Do this. Restate the data exactly as given and keep the pictures out.

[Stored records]
-- START --
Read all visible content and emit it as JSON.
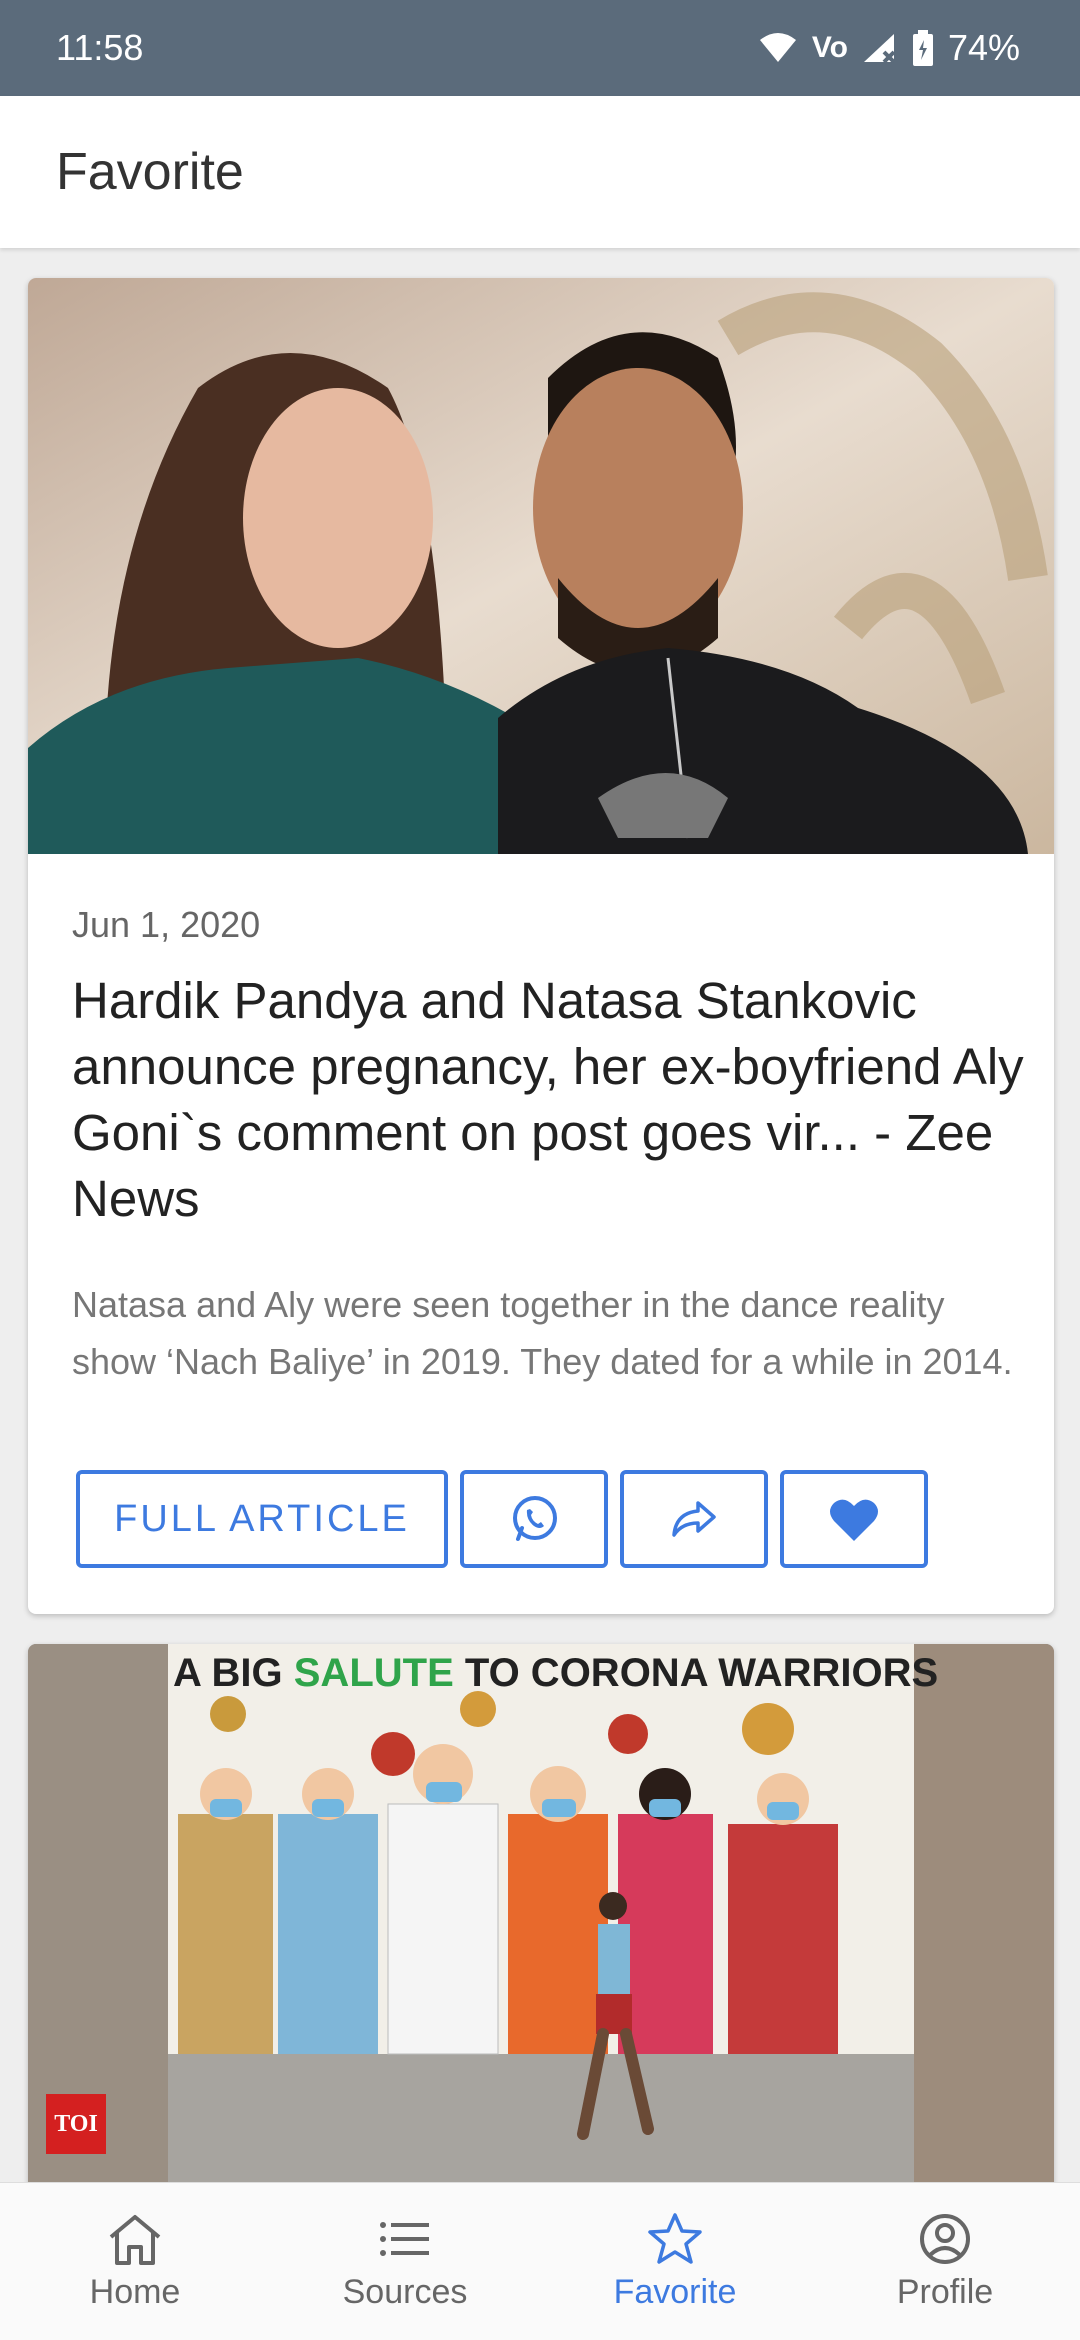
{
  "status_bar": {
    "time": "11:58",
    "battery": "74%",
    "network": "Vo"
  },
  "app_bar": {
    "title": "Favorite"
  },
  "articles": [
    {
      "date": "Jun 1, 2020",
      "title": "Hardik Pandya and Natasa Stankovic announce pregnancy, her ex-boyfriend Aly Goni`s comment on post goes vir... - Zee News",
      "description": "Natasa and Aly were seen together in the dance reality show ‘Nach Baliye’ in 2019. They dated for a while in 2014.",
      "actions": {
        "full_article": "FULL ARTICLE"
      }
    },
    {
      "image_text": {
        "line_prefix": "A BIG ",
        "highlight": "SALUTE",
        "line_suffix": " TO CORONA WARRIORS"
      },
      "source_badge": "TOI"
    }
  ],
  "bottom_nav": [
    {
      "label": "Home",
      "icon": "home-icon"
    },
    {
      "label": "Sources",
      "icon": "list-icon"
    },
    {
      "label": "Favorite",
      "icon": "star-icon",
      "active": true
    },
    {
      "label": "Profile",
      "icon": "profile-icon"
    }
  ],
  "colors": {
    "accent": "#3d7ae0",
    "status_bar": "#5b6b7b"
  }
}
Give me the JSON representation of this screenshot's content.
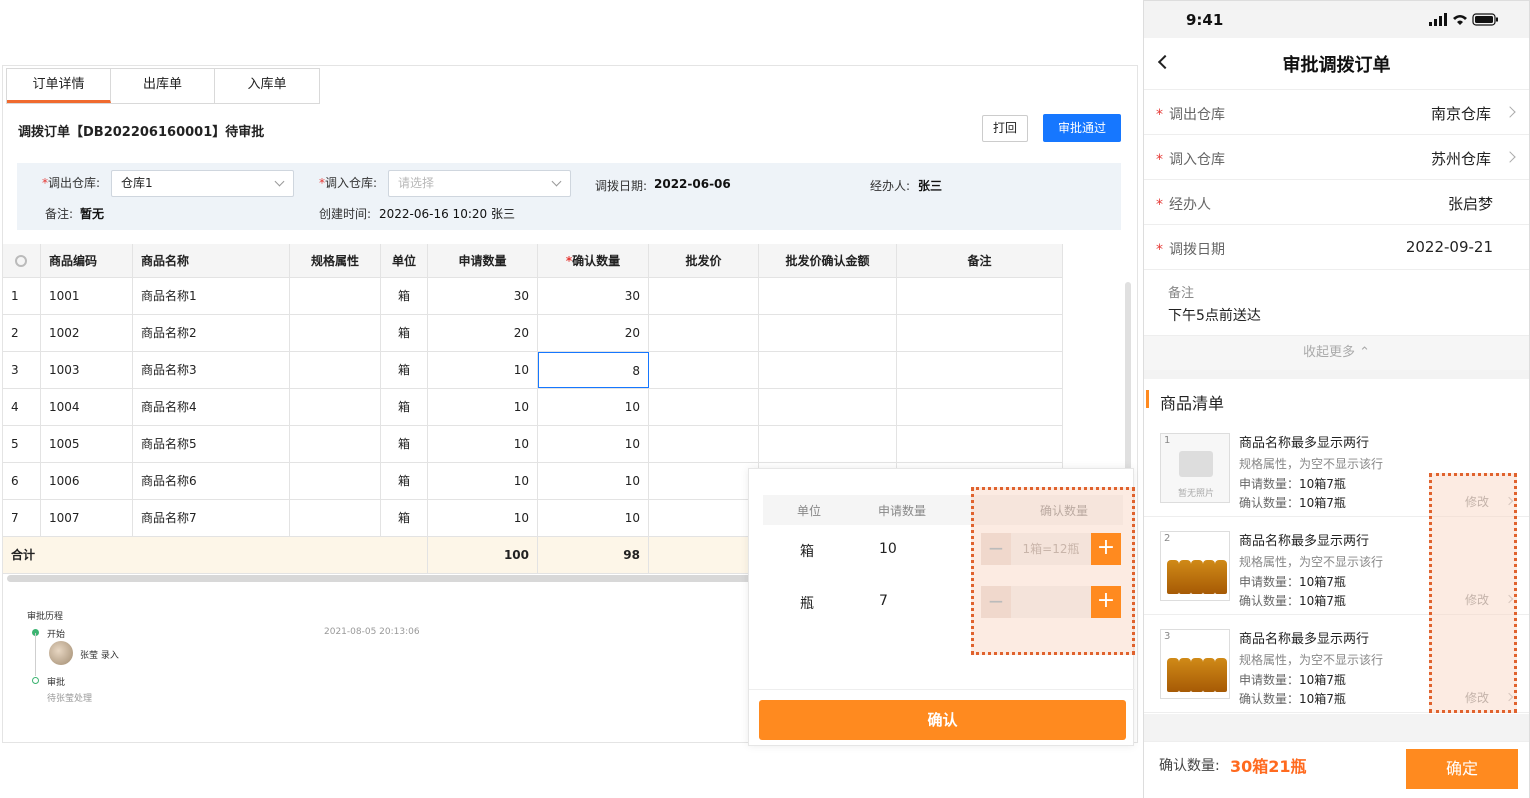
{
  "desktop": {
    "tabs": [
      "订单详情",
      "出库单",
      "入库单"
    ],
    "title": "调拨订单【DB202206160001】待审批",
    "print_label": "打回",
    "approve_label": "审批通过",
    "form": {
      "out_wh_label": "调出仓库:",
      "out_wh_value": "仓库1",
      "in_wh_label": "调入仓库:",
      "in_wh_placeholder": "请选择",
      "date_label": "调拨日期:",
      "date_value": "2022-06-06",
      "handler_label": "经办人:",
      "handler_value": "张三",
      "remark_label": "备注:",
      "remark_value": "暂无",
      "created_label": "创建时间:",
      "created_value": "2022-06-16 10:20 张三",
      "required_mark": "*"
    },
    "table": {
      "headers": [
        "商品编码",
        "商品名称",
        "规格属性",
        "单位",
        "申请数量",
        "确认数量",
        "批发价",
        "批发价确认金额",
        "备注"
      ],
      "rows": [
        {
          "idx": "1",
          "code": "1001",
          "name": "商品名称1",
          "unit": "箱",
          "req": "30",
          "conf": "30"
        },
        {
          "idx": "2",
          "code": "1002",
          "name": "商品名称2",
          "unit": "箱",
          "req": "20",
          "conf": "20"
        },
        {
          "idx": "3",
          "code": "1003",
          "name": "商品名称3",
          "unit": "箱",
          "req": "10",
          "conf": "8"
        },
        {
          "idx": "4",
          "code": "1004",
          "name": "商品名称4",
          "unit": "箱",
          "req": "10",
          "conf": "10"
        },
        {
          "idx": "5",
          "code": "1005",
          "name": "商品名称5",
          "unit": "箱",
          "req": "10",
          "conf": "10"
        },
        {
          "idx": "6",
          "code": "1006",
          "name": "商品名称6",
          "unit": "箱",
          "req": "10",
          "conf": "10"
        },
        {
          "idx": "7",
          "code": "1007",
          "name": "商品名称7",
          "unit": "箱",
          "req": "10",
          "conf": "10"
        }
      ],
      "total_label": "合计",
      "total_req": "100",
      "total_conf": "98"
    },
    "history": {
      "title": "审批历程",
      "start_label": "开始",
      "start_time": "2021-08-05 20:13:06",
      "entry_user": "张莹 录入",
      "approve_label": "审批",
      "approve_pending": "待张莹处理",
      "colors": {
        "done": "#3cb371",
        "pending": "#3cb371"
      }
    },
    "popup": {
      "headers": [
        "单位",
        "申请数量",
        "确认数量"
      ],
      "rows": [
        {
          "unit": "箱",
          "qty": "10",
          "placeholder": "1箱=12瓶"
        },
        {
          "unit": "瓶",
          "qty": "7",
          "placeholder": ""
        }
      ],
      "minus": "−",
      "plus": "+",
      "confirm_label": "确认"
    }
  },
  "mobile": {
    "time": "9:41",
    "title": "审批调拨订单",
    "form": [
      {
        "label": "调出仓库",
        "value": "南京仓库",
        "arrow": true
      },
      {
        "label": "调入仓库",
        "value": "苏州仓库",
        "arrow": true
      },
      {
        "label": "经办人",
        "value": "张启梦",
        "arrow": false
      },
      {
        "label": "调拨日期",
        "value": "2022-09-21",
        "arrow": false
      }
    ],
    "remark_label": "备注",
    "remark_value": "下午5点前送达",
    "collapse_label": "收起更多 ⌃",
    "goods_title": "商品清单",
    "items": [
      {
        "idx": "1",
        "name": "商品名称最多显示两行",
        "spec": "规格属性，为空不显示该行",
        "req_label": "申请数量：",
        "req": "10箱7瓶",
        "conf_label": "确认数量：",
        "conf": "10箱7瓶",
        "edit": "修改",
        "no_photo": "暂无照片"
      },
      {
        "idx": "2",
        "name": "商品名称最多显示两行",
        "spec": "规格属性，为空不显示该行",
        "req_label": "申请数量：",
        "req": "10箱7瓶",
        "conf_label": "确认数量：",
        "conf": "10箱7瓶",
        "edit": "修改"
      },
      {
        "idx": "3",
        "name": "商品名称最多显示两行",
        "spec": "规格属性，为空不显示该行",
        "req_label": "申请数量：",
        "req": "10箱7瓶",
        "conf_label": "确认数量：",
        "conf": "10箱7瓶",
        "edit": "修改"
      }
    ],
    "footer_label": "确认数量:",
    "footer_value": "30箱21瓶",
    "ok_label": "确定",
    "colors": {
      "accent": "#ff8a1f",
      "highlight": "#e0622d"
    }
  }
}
-- END --
Result.
Read all visible content and emit it as JSON.
{
  "status_bar": {
    "time": "11:58",
    "battery": "74%",
    "network": "Vo"
  },
  "app_bar": {
    "title": "Favorite"
  },
  "articles": [
    {
      "date": "Jun 1, 2020",
      "title": "Hardik Pandya and Natasa Stankovic announce pregnancy, her ex-boyfriend Aly Goni`s comment on post goes vir... - Zee News",
      "description": "Natasa and Aly were seen together in the dance reality show ‘Nach Baliye’ in 2019. They dated for a while in 2014.",
      "actions": {
        "full_article": "FULL ARTICLE"
      }
    },
    {
      "image_text": {
        "line_prefix": "A BIG ",
        "highlight": "SALUTE",
        "line_suffix": " TO CORONA WARRIORS"
      },
      "source_badge": "TOI"
    }
  ],
  "bottom_nav": [
    {
      "label": "Home",
      "icon": "home-icon"
    },
    {
      "label": "Sources",
      "icon": "list-icon"
    },
    {
      "label": "Favorite",
      "icon": "star-icon",
      "active": true
    },
    {
      "label": "Profile",
      "icon": "profile-icon"
    }
  ],
  "colors": {
    "accent": "#3d7ae0",
    "status_bar": "#5b6b7b"
  }
}
Give me the JSON representation of this screenshot's content.
{
  "desktop": {
    "tabs": [
      "订单详情",
      "出库单",
      "入库单"
    ],
    "title": "调拨订单【DB202206160001】待审批",
    "print_label": "打回",
    "approve_label": "审批通过",
    "form": {
      "out_wh_label": "调出仓库:",
      "out_wh_value": "仓库1",
      "in_wh_label": "调入仓库:",
      "in_wh_placeholder": "请选择",
      "date_label": "调拨日期:",
      "date_value": "2022-06-06",
      "handler_label": "经办人:",
      "handler_value": "张三",
      "remark_label": "备注:",
      "remark_value": "暂无",
      "created_label": "创建时间:",
      "created_value": "2022-06-16 10:20 张三",
      "required_mark": "*"
    },
    "table": {
      "headers": [
        "商品编码",
        "商品名称",
        "规格属性",
        "单位",
        "申请数量",
        "确认数量",
        "批发价",
        "批发价确认金额",
        "备注"
      ],
      "rows": [
        {
          "idx": "1",
          "code": "1001",
          "name": "商品名称1",
          "unit": "箱",
          "req": "30",
          "conf": "30"
        },
        {
          "idx": "2",
          "code": "1002",
          "name": "商品名称2",
          "unit": "箱",
          "req": "20",
          "conf": "20"
        },
        {
          "idx": "3",
          "code": "1003",
          "name": "商品名称3",
          "unit": "箱",
          "req": "10",
          "conf": "8"
        },
        {
          "idx": "4",
          "code": "1004",
          "name": "商品名称4",
          "unit": "箱",
          "req": "10",
          "conf": "10"
        },
        {
          "idx": "5",
          "code": "1005",
          "name": "商品名称5",
          "unit": "箱",
          "req": "10",
          "conf": "10"
        },
        {
          "idx": "6",
          "code": "1006",
          "name": "商品名称6",
          "unit": "箱",
          "req": "10",
          "conf": "10"
        },
        {
          "idx": "7",
          "code": "1007",
          "name": "商品名称7",
          "unit": "箱",
          "req": "10",
          "conf": "10"
        }
      ],
      "total_label": "合计",
      "total_req": "100",
      "total_conf": "98"
    },
    "history": {
      "title": "审批历程",
      "start_label": "开始",
      "start_time": "2021-08-05 20:13:06",
      "entry_user": "张莹 录入",
      "approve_label": "审批",
      "approve_pending": "待张莹处理",
      "colors": {
        "done": "#3cb371",
        "pending": "#3cb371"
      }
    },
    "popup": {
      "headers": [
        "单位",
        "申请数量",
        "确认数量"
      ],
      "rows": [
        {
          "unit": "箱",
          "qty": "10",
          "placeholder": "1箱=12瓶"
        },
        {
          "unit": "瓶",
          "qty": "7",
          "placeholder": ""
        }
      ],
      "minus": "−",
      "plus": "+",
      "confirm_label": "确认"
    }
  },
  "mobile": {
    "time": "9:41",
    "title": "审批调拨订单",
    "form": [
      {
        "label": "调出仓库",
        "value": "南京仓库",
        "arrow": true
      },
      {
        "label": "调入仓库",
        "value": "苏州仓库",
        "arrow": true
      },
      {
        "label": "经办人",
        "value": "张启梦",
        "arrow": false
      },
      {
        "label": "调拨日期",
        "value": "2022-09-21",
        "arrow": false
      }
    ],
    "remark_label": "备注",
    "remark_value": "下午5点前送达",
    "collapse_label": "收起更多 ⌃",
    "goods_title": "商品清单",
    "items": [
      {
        "idx": "1",
        "name": "商品名称最多显示两行",
        "spec": "规格属性，为空不显示该行",
        "req_label": "申请数量：",
        "req": "10箱7瓶",
        "conf_label": "确认数量：",
        "conf": "10箱7瓶",
        "edit": "修改",
        "no_photo": "暂无照片"
      },
      {
        "idx": "2",
        "name": "商品名称最多显示两行",
        "spec": "规格属性，为空不显示该行",
        "req_label": "申请数量：",
        "req": "10箱7瓶",
        "conf_label": "确认数量：",
        "conf": "10箱7瓶",
        "edit": "修改"
      },
      {
        "idx": "3",
        "name": "商品名称最多显示两行",
        "spec": "规格属性，为空不显示该行",
        "req_label": "申请数量：",
        "req": "10箱7瓶",
        "conf_label": "确认数量：",
        "conf": "10箱7瓶",
        "edit": "修改"
      }
    ],
    "footer_label": "确认数量:",
    "footer_value": "30箱21瓶",
    "ok_label": "确定",
    "colors": {
      "accent": "#ff8a1f",
      "highlight": "#e0622d"
    }
  }
}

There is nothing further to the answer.